## THE PROBLEM:
Each line containing the word "TOTAL" must be collected.

(Excerpt from a dataset)
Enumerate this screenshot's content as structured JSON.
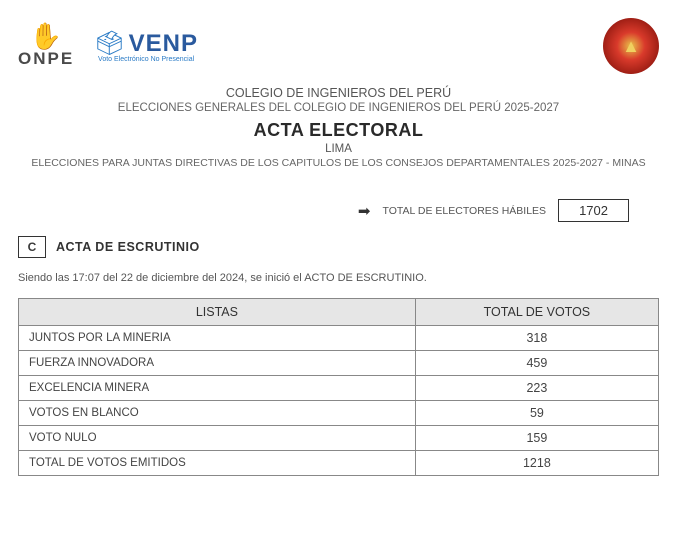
{
  "logos": {
    "onpe": "ONPE",
    "venp": "VENP",
    "venp_sub": "Voto Electrónico No Presencial"
  },
  "header": {
    "org": "COLEGIO DE INGENIEROS DEL PERÚ",
    "sub": "ELECCIONES GENERALES DEL COLEGIO DE INGENIEROS DEL PERÚ 2025-2027",
    "title": "ACTA ELECTORAL",
    "city": "LIMA",
    "desc": "ELECCIONES PARA JUNTAS DIRECTIVAS DE LOS CAPITULOS DE LOS CONSEJOS DEPARTAMENTALES 2025-2027 - MINAS"
  },
  "electors": {
    "label": "TOTAL DE ELECTORES HÁBILES",
    "value": "1702"
  },
  "section": {
    "letter": "C",
    "title": "ACTA DE ESCRUTINIO",
    "timestamp": "Siendo las 17:07 del 22 de diciembre del 2024, se inició el ACTO DE ESCRUTINIO."
  },
  "table": {
    "col_listas": "LISTAS",
    "col_votos": "TOTAL DE VOTOS",
    "rows": [
      {
        "name": "JUNTOS POR LA MINERIA",
        "value": "318"
      },
      {
        "name": "FUERZA INNOVADORA",
        "value": "459"
      },
      {
        "name": "EXCELENCIA MINERA",
        "value": "223"
      },
      {
        "name": "VOTOS EN BLANCO",
        "value": "59"
      },
      {
        "name": "VOTO NULO",
        "value": "159"
      },
      {
        "name": "TOTAL DE VOTOS EMITIDOS",
        "value": "1218"
      }
    ]
  },
  "colors": {
    "onpe_red": "#d93a2b",
    "venp_blue": "#2a5a9e",
    "table_header_bg": "#e6e6e6",
    "border": "#888888",
    "text_primary": "#333333",
    "text_secondary": "#555555"
  }
}
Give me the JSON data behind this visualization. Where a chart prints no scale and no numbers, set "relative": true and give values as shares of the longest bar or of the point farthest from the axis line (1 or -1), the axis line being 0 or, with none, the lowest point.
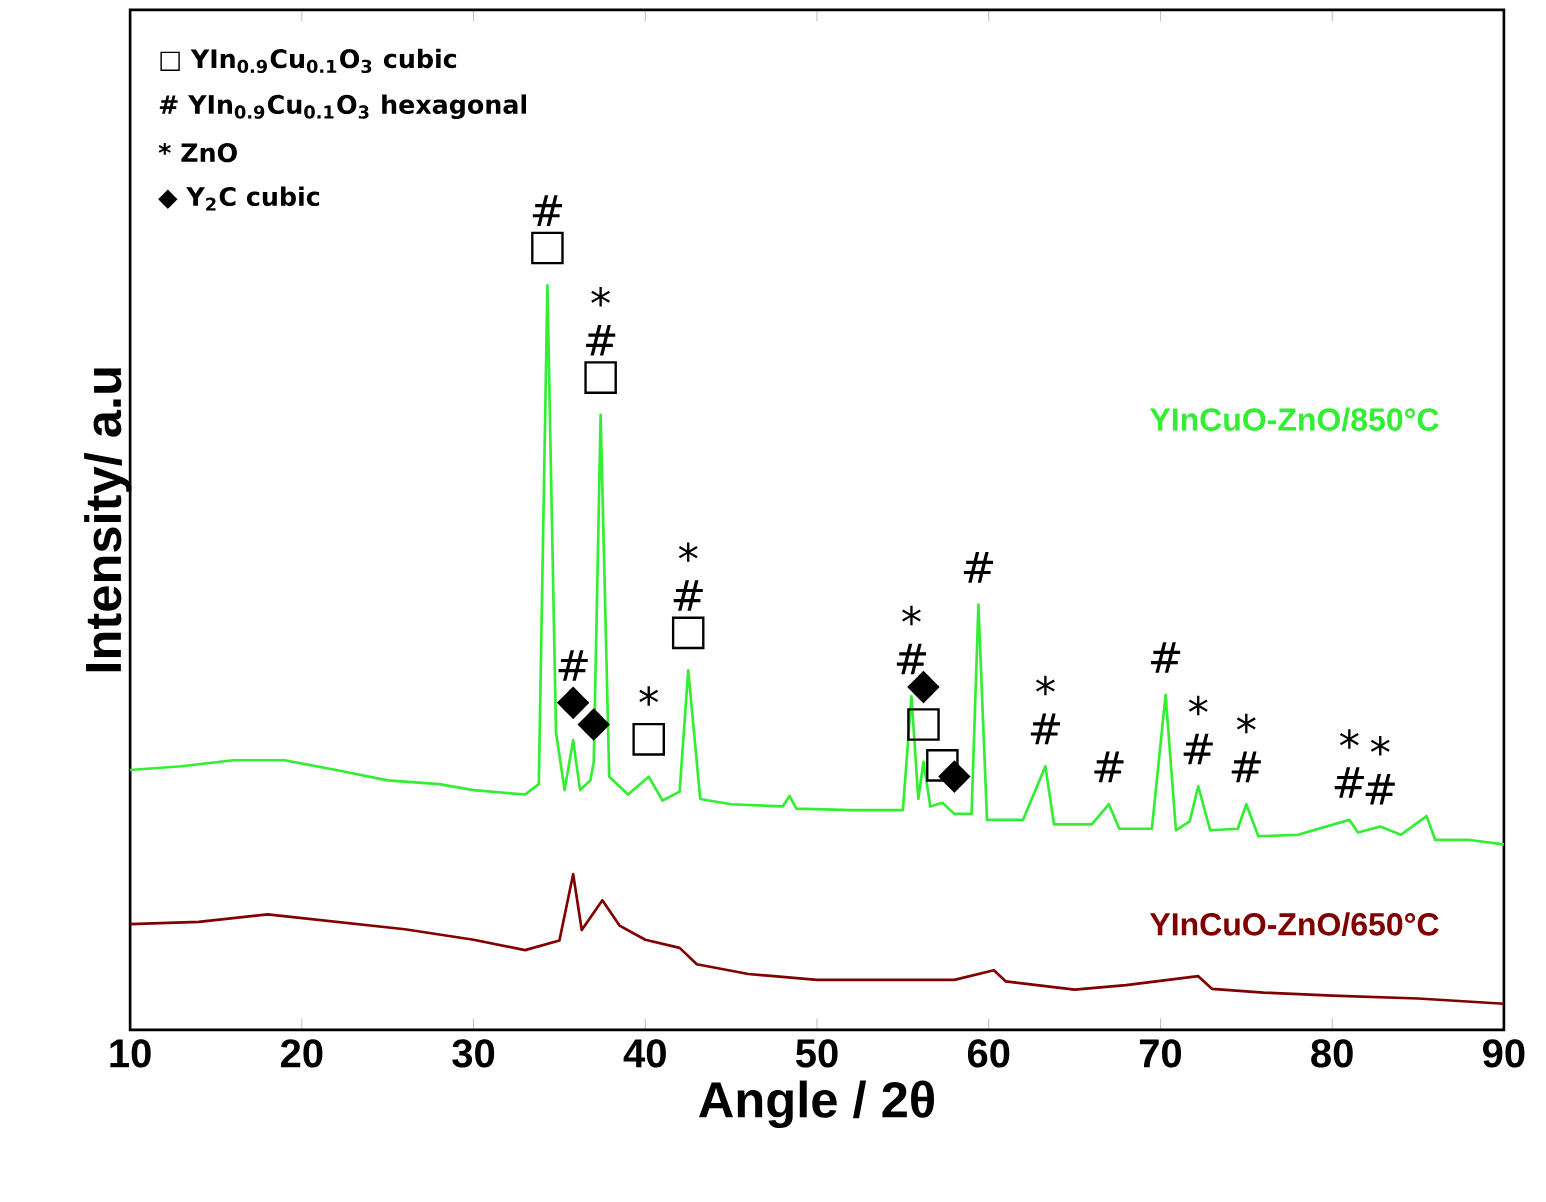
{
  "chart_data": {
    "type": "line",
    "relative": true,
    "xlabel": "Angle / 2θ",
    "ylabel": "Intensity/ a.u",
    "x": [
      10,
      13,
      16,
      19,
      22,
      25,
      28,
      30,
      33,
      33.8,
      34.3,
      34.8,
      35.3,
      35.8,
      36.2,
      36.8,
      37.0,
      37.4,
      37.9,
      39,
      40.2,
      41,
      42,
      42.5,
      43.2,
      45,
      48,
      48.4,
      48.8,
      52,
      55,
      55.5,
      55.9,
      56.2,
      56.6,
      57.3,
      58,
      59,
      59.4,
      59.9,
      62,
      63.3,
      63.8,
      66,
      67,
      67.6,
      69.5,
      70.3,
      70.9,
      71.7,
      72.2,
      72.9,
      74.5,
      75,
      75.7,
      78,
      81,
      81.5,
      82.8,
      84,
      85.5,
      86,
      88,
      90
    ],
    "xlim": [
      10,
      90
    ],
    "xticks": [
      10,
      20,
      30,
      40,
      50,
      60,
      70,
      80,
      90
    ],
    "tick_labels": "x",
    "grid": false,
    "series": [
      {
        "name": "YInCuO-ZnO/850°C",
        "color": "#33ee33",
        "values": [
          0.349,
          0.354,
          0.362,
          0.362,
          0.349,
          0.335,
          0.33,
          0.322,
          0.316,
          0.33,
          1.0,
          0.4,
          0.322,
          0.389,
          0.322,
          0.335,
          0.36,
          0.826,
          0.34,
          0.316,
          0.34,
          0.308,
          0.32,
          0.483,
          0.31,
          0.303,
          0.3,
          0.314,
          0.297,
          0.295,
          0.295,
          0.448,
          0.31,
          0.36,
          0.3,
          0.305,
          0.29,
          0.29,
          0.571,
          0.282,
          0.282,
          0.354,
          0.276,
          0.276,
          0.303,
          0.27,
          0.27,
          0.45,
          0.268,
          0.28,
          0.327,
          0.268,
          0.27,
          0.303,
          0.26,
          0.262,
          0.282,
          0.265,
          0.273,
          0.262,
          0.287,
          0.255,
          0.255,
          0.249
        ]
      },
      {
        "name": "YInCuO-ZnO/650°C",
        "color": "#800000",
        "x": [
          10,
          14,
          18,
          22,
          26,
          30,
          33,
          35,
          35.8,
          36.3,
          37.5,
          38.5,
          40,
          42,
          43,
          46,
          50,
          55,
          58,
          60.3,
          61,
          65,
          68,
          72.2,
          73,
          76,
          80,
          85,
          90
        ],
        "values": [
          0.142,
          0.145,
          0.155,
          0.145,
          0.135,
          0.121,
          0.107,
          0.12,
          0.209,
          0.134,
          0.174,
          0.14,
          0.121,
          0.11,
          0.088,
          0.075,
          0.067,
          0.067,
          0.067,
          0.08,
          0.065,
          0.054,
          0.06,
          0.072,
          0.055,
          0.05,
          0.046,
          0.042,
          0.035
        ]
      }
    ],
    "annotations": [
      "□ YIn$_{0.9}$Cu$_{0.1}$O$_{3}$ cubic",
      "# YIn$_{0.9}$Cu$_{0.1}$O$_{3}$ hexagonal",
      "* ZnO",
      "◆ Y$_{2}$C cubic",
      {
        "text": "□",
        "x": 34.3,
        "y": 1.0
      },
      {
        "text": "#",
        "x": 34.3,
        "y": 1.0
      },
      {
        "text": "□",
        "x": 37.4,
        "y": 0.826
      },
      {
        "text": "#",
        "x": 37.4,
        "y": 0.826
      },
      {
        "text": "*",
        "x": 37.4,
        "y": 0.826
      },
      {
        "text": "◆",
        "x": 35.8,
        "y": 0.389
      },
      {
        "text": "#",
        "x": 35.8,
        "y": 0.389
      },
      {
        "text": "◆",
        "x": 37.0,
        "y": 0.36
      },
      {
        "text": "□",
        "x": 40.2,
        "y": 0.34
      },
      {
        "text": "*",
        "x": 40.2,
        "y": 0.34
      },
      {
        "text": "□",
        "x": 42.5,
        "y": 0.483
      },
      {
        "text": "#",
        "x": 42.5,
        "y": 0.483
      },
      {
        "text": "*",
        "x": 42.5,
        "y": 0.483
      },
      {
        "text": "#",
        "x": 55.5,
        "y": 0.448
      },
      {
        "text": "*",
        "x": 55.5,
        "y": 0.448
      },
      {
        "text": "□",
        "x": 56.2,
        "y": 0.36
      },
      {
        "text": "◆",
        "x": 56.2,
        "y": 0.36
      },
      {
        "text": "□",
        "x": 57.3,
        "y": 0.305
      },
      {
        "text": "◆",
        "x": 58,
        "y": 0.29
      },
      {
        "text": "#",
        "x": 59.4,
        "y": 0.571
      },
      {
        "text": "#",
        "x": 63.3,
        "y": 0.354
      },
      {
        "text": "*",
        "x": 63.3,
        "y": 0.354
      },
      {
        "text": "#",
        "x": 67,
        "y": 0.303
      },
      {
        "text": "#",
        "x": 70.3,
        "y": 0.45
      },
      {
        "text": "#",
        "x": 72.2,
        "y": 0.327
      },
      {
        "text": "*",
        "x": 72.2,
        "y": 0.327
      },
      {
        "text": "#",
        "x": 75,
        "y": 0.303
      },
      {
        "text": "*",
        "x": 75,
        "y": 0.303
      },
      {
        "text": "#",
        "x": 81,
        "y": 0.282
      },
      {
        "text": "*",
        "x": 81,
        "y": 0.282
      },
      {
        "text": "#",
        "x": 82.8,
        "y": 0.273
      },
      {
        "text": "*",
        "x": 82.8,
        "y": 0.273
      }
    ]
  }
}
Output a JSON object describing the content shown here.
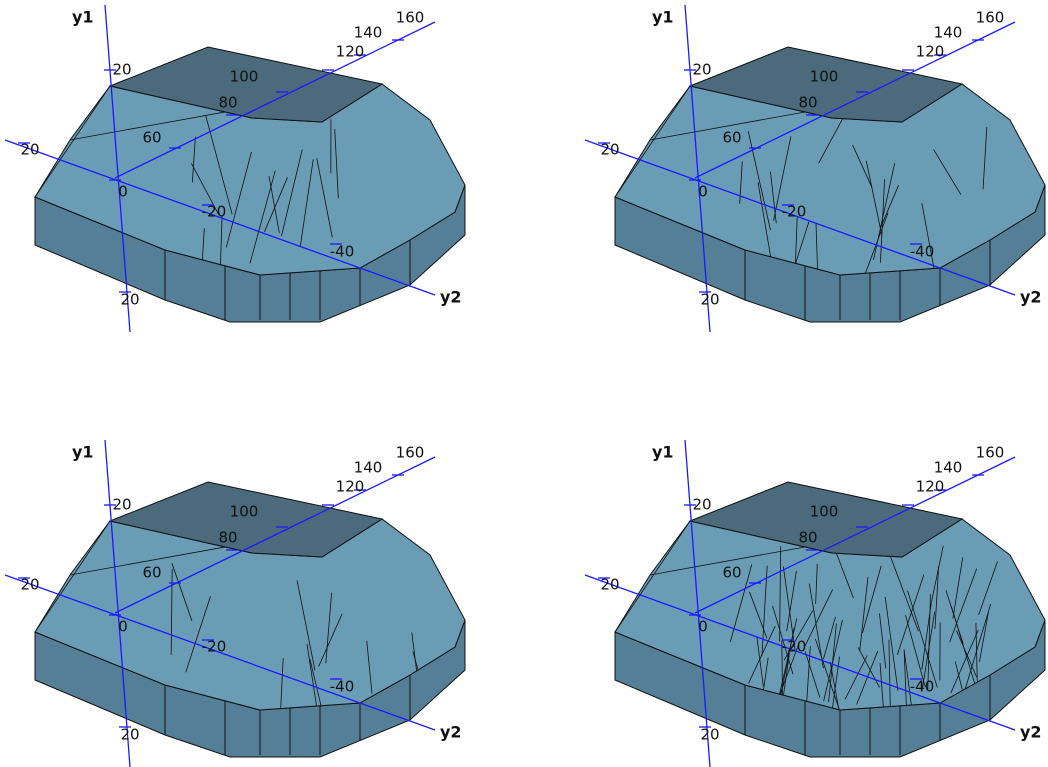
{
  "panels": [
    {
      "vertical_axis_label": "y1",
      "depth_axis_label": "y2",
      "ticks": [
        "20",
        "0",
        "20",
        "20",
        "-20",
        "-40",
        "60",
        "80",
        "100",
        "120",
        "140",
        "160"
      ]
    },
    {
      "vertical_axis_label": "y1",
      "depth_axis_label": "y2",
      "ticks": [
        "20",
        "0",
        "20",
        "20",
        "-20",
        "-40",
        "60",
        "80",
        "100",
        "120",
        "140",
        "160"
      ]
    },
    {
      "vertical_axis_label": "y1",
      "depth_axis_label": "y2",
      "ticks": [
        "20",
        "0",
        "20",
        "20",
        "-20",
        "-40",
        "60",
        "80",
        "100",
        "120",
        "140",
        "160"
      ]
    },
    {
      "vertical_axis_label": "y1",
      "depth_axis_label": "y2",
      "ticks": [
        "20",
        "0",
        "20",
        "20",
        "-20",
        "-40",
        "60",
        "80",
        "100",
        "120",
        "140",
        "160"
      ]
    }
  ]
}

## WRITTEN REPLY:
    "label": "TOTAL DE ELECTORES HÁBILES",
    "col_votos": "TOTAL DE VOTOS",
        "name": "TOTAL DE VOTOS EMITIDOS",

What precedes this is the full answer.